TASK TO CARRY OUT:
Look through the data below and return each line where "JSON" appears.

--- start EXERCISE MATERIAL ---

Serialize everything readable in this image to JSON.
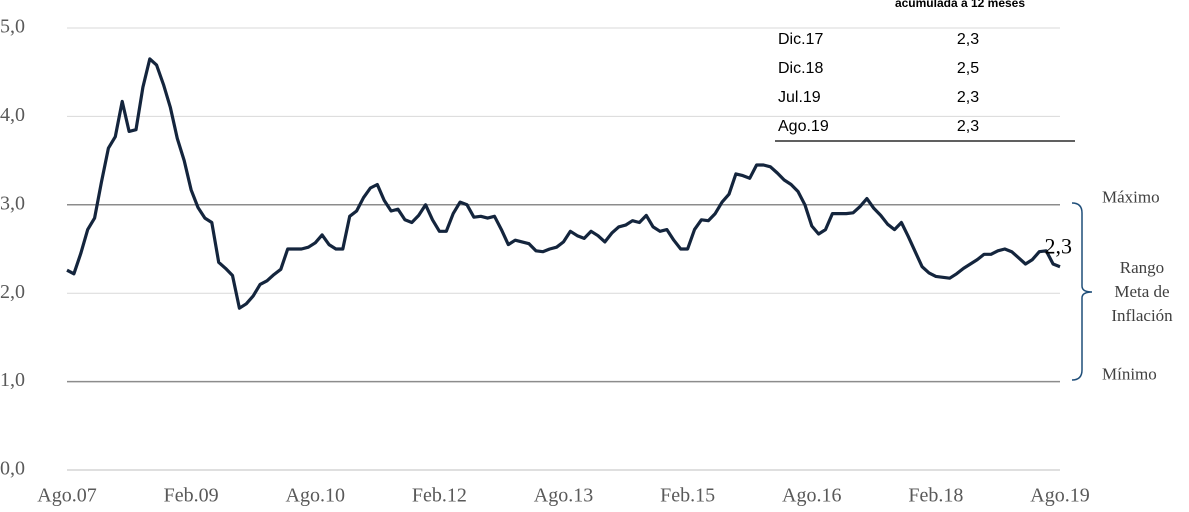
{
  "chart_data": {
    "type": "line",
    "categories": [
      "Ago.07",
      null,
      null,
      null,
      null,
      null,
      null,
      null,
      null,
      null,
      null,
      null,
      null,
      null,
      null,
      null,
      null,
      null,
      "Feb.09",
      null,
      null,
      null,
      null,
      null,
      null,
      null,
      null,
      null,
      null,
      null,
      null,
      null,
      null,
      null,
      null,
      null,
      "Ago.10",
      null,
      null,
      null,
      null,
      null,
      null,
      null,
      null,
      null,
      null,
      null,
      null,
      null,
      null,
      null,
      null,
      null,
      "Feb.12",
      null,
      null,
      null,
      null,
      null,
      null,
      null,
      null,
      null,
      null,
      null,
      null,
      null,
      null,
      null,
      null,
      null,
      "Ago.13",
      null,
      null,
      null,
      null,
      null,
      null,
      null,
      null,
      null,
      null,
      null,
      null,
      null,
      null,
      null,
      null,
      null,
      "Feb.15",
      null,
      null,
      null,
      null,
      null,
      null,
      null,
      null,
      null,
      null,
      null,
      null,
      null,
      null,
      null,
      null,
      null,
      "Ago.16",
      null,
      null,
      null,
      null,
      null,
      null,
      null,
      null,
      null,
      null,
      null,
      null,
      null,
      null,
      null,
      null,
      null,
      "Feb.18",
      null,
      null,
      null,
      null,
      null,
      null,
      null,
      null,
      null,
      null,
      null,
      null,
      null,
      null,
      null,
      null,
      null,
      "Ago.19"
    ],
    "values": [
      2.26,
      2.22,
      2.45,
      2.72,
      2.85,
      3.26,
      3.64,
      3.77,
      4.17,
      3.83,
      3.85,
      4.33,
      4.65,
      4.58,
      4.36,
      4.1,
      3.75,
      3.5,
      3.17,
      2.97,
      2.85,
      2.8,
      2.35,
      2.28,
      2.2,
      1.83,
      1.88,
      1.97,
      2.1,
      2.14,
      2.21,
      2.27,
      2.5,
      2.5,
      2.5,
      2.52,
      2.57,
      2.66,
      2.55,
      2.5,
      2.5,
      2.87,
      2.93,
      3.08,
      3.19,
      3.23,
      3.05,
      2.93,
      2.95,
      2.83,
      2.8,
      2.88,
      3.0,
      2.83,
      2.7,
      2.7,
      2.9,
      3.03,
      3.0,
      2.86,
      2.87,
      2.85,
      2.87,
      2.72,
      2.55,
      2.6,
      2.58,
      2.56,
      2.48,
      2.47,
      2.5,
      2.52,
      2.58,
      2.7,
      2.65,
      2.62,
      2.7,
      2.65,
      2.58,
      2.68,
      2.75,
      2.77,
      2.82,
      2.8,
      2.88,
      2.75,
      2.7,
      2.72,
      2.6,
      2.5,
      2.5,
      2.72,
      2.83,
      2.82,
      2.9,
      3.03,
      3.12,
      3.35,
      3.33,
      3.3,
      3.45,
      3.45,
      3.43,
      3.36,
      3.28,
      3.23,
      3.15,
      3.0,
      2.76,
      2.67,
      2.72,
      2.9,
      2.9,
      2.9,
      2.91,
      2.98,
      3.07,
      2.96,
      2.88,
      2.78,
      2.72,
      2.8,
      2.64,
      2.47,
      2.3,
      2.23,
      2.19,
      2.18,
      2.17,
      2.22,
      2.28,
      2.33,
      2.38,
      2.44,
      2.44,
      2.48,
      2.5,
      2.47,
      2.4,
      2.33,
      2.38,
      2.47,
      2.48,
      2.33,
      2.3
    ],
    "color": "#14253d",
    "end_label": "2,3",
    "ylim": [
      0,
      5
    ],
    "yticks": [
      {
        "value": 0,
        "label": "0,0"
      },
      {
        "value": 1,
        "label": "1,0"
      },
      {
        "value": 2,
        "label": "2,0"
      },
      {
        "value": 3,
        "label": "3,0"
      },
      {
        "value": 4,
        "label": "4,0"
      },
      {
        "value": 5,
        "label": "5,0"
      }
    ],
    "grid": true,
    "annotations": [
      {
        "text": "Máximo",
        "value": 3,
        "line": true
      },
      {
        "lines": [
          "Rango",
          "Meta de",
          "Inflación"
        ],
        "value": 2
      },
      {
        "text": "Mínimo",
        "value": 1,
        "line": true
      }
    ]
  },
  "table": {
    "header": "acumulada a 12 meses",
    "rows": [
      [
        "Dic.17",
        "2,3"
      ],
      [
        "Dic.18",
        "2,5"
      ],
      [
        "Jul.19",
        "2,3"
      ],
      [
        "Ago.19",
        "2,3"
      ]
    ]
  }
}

--- end EXERCISE MATERIAL ---
--- start EXERCISE MATERIAL ---

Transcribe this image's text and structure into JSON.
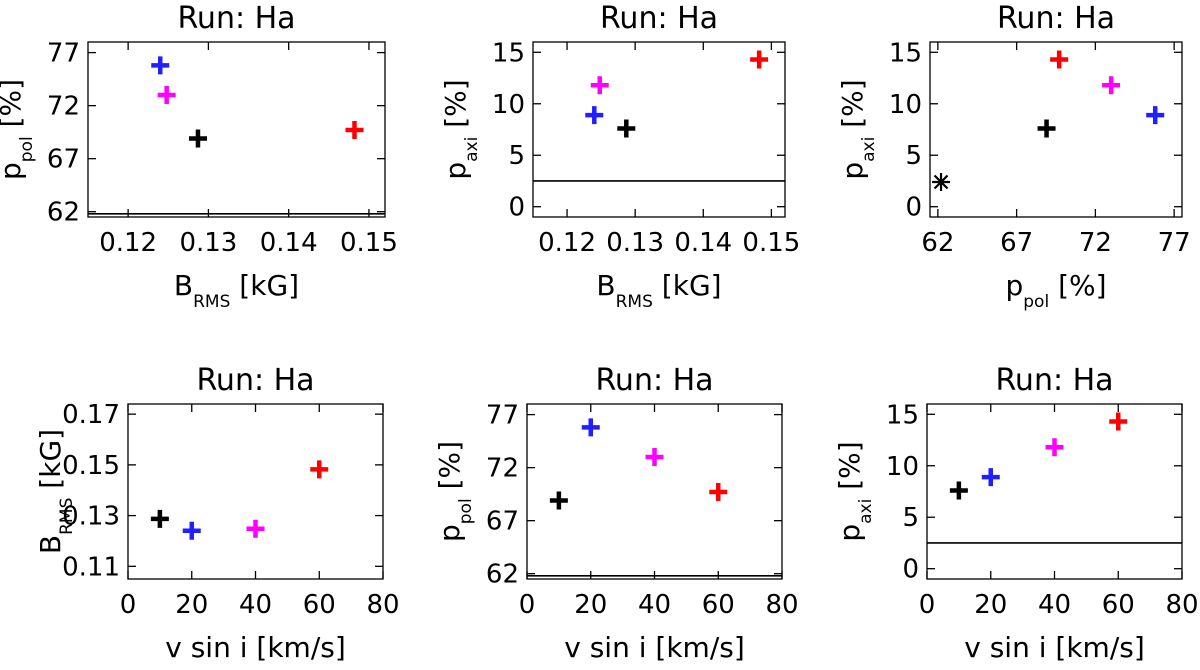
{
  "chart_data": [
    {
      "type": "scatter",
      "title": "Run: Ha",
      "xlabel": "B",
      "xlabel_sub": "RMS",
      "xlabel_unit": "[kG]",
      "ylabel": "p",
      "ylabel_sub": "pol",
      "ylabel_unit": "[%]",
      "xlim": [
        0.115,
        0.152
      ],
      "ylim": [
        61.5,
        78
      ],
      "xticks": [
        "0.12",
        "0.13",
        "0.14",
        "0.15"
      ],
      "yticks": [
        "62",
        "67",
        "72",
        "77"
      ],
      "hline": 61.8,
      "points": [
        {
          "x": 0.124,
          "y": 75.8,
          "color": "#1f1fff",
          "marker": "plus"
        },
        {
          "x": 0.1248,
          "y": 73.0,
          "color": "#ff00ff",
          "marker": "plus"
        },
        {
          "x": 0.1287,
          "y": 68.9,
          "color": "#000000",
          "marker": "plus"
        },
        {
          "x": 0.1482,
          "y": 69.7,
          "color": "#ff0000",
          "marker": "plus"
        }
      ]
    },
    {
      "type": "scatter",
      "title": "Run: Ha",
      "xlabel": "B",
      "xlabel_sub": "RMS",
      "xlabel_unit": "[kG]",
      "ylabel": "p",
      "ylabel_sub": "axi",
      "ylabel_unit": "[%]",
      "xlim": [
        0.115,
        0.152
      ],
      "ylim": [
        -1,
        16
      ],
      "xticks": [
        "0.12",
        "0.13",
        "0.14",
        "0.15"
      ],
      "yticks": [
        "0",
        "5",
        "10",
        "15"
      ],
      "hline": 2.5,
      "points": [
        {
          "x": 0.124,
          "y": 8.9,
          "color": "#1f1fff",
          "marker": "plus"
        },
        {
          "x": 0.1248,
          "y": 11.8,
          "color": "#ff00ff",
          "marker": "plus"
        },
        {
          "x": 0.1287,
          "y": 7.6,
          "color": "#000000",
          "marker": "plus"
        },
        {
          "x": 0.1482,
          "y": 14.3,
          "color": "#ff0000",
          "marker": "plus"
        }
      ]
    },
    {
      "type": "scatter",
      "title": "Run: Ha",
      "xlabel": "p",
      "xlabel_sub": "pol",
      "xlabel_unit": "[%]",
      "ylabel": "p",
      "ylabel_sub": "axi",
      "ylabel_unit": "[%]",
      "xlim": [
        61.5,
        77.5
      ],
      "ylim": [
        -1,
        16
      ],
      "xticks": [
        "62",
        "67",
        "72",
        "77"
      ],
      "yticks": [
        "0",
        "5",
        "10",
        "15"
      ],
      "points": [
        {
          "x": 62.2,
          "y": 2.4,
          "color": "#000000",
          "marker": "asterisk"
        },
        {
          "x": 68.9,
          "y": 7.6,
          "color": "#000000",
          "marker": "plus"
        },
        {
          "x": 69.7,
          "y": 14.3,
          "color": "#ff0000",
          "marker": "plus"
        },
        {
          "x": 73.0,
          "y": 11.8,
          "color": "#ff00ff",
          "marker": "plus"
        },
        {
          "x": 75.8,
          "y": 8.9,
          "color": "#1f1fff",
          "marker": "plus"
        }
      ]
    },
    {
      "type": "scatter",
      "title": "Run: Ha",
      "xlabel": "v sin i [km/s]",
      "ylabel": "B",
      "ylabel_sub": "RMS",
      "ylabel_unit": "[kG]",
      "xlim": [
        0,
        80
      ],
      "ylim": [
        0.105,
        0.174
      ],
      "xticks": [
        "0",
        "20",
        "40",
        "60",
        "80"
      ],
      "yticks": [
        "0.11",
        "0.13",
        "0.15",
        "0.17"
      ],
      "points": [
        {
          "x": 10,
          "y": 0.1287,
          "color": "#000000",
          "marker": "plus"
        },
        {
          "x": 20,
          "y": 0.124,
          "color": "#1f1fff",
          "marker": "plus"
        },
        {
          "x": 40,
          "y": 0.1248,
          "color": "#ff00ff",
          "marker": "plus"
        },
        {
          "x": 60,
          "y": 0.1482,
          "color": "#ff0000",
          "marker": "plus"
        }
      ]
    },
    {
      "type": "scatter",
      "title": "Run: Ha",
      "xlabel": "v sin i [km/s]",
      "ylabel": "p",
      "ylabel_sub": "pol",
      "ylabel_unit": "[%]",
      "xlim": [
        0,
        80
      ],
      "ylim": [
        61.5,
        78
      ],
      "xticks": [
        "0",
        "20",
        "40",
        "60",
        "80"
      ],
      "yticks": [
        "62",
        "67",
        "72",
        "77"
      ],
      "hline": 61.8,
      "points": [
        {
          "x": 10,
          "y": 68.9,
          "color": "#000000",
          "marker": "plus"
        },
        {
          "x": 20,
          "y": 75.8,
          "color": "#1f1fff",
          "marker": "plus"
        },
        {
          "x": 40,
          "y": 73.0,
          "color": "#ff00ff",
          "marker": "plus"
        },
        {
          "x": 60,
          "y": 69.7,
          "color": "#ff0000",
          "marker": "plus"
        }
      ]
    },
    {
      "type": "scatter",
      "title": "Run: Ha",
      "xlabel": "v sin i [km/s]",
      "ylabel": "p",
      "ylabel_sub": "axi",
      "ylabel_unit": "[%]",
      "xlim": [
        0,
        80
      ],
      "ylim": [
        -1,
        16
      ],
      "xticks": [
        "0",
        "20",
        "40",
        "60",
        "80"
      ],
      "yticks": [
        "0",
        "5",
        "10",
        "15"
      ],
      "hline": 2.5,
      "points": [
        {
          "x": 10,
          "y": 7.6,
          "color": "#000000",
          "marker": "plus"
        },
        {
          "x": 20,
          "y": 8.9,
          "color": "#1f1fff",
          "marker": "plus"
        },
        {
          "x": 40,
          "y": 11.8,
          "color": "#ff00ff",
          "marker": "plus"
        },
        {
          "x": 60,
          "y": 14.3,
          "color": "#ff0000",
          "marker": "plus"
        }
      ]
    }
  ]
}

--- end EXERCISE MATERIAL ---

WORKED ANSWER:
Serialize everything readable in this image to JSON.
Transcribe this image's text and structure into JSON.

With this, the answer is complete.